** start **

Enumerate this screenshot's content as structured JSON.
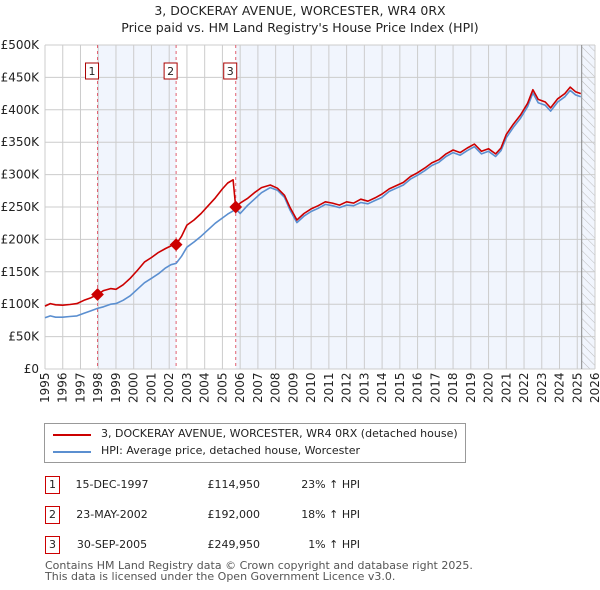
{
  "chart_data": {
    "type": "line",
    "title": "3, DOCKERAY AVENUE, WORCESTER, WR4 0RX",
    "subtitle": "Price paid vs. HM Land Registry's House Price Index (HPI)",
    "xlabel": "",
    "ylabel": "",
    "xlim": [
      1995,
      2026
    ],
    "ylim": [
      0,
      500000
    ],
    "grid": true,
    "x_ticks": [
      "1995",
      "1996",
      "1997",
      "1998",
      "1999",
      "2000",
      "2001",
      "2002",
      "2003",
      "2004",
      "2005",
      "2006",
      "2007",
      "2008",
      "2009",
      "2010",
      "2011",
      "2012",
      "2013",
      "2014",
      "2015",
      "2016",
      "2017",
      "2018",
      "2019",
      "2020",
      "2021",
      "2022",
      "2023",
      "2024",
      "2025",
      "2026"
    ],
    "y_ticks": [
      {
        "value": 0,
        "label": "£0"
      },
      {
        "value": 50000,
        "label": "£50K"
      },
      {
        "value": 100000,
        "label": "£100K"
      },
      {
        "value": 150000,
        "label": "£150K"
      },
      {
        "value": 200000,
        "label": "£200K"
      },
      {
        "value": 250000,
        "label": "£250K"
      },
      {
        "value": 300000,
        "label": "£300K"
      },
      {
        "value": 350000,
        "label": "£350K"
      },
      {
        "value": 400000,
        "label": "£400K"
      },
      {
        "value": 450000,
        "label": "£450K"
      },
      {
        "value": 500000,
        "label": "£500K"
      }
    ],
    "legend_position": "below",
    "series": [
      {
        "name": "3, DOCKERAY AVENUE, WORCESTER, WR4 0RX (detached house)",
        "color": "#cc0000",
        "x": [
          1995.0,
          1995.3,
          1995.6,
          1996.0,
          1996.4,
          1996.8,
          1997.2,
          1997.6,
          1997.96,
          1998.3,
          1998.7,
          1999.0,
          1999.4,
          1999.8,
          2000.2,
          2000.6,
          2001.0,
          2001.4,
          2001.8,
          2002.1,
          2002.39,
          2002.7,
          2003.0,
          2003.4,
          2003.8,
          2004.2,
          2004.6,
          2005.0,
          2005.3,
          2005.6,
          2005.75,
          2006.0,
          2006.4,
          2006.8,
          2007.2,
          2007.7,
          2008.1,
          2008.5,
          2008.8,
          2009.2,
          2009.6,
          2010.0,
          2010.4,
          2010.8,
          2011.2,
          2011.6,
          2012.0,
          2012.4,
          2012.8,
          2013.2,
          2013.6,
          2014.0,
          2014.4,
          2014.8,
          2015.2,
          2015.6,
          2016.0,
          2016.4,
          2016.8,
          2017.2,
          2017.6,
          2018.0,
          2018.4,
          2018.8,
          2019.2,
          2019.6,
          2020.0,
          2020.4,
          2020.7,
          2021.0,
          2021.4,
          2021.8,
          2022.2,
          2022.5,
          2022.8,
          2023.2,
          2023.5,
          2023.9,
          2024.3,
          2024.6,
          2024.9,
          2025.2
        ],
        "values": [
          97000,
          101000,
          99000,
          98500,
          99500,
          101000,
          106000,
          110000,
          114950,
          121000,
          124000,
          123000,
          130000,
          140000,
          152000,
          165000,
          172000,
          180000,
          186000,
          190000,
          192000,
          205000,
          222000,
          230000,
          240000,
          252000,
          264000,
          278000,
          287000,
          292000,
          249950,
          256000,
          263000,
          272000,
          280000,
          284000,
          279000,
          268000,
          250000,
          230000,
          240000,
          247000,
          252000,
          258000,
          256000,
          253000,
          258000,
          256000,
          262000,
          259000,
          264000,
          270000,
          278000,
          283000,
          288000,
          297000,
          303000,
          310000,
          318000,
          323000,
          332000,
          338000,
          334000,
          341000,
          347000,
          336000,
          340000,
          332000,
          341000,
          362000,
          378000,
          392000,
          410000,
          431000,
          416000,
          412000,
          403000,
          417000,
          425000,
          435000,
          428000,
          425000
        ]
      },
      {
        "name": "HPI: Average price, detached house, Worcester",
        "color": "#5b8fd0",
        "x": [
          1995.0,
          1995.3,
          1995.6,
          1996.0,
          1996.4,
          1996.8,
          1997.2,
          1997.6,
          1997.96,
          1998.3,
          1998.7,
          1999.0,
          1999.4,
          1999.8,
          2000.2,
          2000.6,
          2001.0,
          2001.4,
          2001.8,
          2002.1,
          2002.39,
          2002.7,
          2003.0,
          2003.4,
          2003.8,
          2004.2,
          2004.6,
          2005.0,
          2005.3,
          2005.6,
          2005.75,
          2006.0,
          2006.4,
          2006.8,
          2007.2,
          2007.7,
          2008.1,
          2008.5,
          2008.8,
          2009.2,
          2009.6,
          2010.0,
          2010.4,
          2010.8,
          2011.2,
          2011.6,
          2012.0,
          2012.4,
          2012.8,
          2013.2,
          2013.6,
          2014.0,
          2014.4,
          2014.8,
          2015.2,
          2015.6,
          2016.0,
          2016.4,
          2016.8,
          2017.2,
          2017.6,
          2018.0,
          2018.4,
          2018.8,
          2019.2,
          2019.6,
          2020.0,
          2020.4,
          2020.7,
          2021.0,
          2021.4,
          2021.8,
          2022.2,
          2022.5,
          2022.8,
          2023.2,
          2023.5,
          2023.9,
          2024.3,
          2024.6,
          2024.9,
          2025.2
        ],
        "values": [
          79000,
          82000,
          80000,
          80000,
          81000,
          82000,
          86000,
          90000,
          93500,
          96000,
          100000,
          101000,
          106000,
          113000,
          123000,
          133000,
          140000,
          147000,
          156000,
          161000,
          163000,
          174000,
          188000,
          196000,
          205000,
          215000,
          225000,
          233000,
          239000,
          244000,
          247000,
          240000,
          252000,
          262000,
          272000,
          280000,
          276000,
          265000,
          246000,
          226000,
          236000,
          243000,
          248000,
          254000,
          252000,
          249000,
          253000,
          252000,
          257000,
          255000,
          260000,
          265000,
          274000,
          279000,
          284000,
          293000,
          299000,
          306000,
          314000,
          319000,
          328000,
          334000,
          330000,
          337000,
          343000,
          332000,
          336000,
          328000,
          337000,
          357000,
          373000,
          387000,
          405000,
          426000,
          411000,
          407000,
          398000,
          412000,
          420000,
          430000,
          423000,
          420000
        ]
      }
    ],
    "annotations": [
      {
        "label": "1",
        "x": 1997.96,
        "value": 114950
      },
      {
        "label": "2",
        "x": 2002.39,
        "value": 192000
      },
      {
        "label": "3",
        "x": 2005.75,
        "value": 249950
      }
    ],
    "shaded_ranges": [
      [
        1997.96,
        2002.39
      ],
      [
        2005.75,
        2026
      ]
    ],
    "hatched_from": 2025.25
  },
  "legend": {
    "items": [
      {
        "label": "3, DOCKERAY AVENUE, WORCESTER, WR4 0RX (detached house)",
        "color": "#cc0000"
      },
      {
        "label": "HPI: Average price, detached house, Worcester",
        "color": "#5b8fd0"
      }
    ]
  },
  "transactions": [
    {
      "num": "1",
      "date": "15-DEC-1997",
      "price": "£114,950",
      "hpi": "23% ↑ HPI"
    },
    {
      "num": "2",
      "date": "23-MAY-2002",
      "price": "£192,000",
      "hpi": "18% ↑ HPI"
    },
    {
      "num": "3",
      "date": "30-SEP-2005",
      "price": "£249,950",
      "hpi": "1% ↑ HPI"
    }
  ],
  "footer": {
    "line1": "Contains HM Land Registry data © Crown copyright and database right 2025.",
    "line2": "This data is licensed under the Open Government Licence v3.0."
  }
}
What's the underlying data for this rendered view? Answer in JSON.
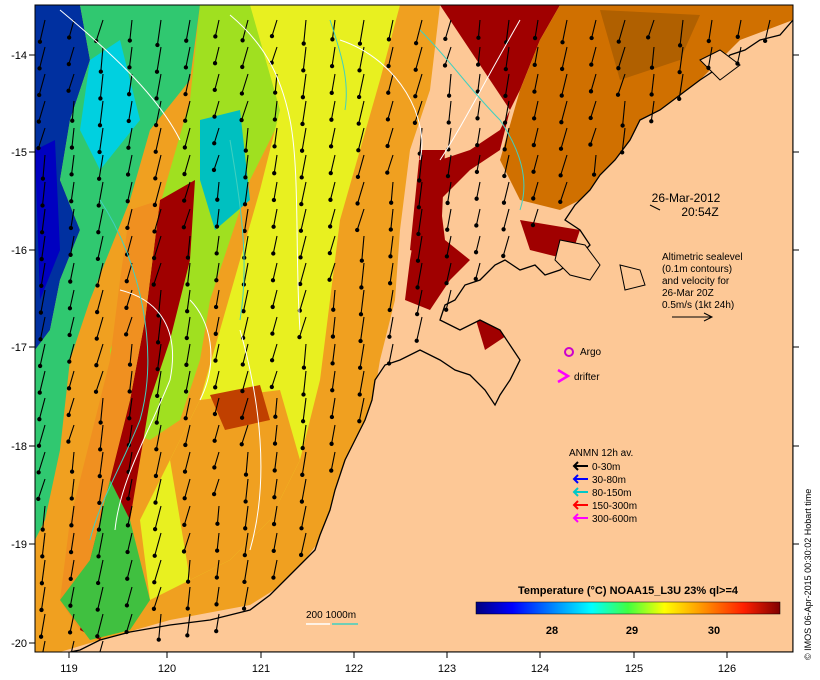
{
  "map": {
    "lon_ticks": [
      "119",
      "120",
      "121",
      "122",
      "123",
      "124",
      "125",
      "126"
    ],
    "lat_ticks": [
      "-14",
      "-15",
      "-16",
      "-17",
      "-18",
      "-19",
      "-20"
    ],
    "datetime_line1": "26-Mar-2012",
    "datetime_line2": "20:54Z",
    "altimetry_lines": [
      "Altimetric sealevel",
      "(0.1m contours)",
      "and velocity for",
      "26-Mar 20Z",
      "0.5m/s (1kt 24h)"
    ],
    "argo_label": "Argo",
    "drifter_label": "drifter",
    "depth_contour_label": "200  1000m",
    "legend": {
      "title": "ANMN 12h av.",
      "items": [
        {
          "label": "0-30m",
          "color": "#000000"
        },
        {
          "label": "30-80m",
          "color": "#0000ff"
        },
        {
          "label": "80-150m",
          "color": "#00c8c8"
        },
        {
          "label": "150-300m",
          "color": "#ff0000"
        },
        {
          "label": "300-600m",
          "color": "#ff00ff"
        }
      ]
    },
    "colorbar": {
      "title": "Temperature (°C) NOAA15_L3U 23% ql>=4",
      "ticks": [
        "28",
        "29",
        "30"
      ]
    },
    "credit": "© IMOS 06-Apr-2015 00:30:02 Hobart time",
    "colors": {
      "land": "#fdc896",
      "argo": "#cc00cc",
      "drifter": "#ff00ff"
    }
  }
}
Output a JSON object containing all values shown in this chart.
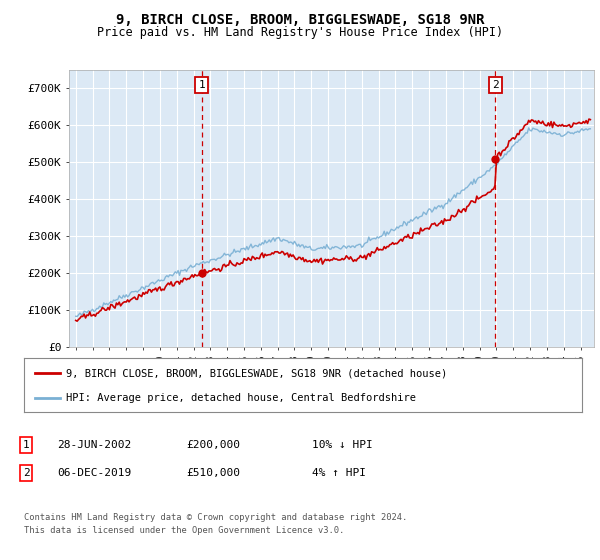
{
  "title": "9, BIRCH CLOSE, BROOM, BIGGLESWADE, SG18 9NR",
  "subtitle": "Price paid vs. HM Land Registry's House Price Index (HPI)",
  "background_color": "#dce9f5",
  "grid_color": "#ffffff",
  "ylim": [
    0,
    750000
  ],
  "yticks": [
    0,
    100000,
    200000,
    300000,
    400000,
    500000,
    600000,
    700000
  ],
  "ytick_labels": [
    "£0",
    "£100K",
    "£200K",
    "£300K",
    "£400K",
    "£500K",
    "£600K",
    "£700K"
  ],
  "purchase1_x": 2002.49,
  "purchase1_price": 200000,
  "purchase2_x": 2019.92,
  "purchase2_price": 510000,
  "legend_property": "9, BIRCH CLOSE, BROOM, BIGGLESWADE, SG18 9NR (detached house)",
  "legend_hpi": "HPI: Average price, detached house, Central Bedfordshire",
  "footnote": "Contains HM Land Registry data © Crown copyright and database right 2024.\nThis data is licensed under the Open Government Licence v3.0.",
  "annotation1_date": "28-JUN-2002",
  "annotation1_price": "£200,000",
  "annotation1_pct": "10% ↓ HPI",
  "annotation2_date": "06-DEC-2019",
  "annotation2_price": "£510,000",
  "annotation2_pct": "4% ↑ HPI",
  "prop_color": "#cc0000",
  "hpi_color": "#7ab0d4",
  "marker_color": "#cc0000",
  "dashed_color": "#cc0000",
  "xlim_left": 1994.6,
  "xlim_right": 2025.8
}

** end **

=== Work to complete ===
Count the lines in the records above that contain the word "JSON", and give only that number.

=== Written answer ===
3